• _Exercise materials_:
* START *
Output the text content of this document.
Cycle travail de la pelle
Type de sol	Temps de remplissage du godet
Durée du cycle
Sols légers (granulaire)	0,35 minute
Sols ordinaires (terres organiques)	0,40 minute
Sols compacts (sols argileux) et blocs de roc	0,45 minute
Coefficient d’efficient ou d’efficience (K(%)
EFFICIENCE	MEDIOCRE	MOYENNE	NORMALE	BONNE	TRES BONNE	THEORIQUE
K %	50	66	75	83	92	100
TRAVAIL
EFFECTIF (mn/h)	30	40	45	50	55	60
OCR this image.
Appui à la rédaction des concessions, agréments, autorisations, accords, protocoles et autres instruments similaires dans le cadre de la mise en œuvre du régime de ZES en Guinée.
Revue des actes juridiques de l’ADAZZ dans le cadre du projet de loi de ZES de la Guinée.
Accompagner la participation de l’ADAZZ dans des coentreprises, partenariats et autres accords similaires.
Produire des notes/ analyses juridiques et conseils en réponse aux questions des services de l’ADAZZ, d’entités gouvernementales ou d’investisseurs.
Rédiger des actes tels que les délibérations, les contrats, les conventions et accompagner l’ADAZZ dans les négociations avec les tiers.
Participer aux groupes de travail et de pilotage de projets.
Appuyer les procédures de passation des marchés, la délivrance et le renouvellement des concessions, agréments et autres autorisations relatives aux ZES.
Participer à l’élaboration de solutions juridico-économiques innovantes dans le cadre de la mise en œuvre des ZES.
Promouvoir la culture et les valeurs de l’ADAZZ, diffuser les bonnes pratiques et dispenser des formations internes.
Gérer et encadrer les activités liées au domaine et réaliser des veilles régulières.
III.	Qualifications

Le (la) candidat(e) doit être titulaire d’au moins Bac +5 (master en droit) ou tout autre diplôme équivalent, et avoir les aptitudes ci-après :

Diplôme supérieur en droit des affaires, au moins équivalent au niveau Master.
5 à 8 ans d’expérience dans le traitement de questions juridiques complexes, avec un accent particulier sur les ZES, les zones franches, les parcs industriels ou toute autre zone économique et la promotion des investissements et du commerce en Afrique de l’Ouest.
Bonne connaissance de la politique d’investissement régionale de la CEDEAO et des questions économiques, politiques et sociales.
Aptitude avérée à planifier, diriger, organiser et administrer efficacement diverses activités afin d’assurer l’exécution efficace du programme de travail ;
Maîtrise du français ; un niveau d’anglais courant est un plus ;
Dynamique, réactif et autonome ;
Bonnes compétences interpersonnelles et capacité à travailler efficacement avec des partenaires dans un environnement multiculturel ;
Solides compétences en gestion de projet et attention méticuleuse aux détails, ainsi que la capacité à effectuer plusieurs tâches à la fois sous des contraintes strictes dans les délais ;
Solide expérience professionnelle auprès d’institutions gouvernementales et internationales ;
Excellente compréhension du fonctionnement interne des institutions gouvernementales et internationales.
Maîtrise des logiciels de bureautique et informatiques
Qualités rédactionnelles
* END *
• _What is needed_: All lines in the data that contain the word "activités" should be copied.

• _Output of the exercise_:
Gérer et encadrer les activités liées au domaine et réaliser des veilles régulières.
Aptitude avérée à planifier, diriger, organiser et administrer efficacement diverses activités afin d’assurer l’exécution efficace du programme de travail ;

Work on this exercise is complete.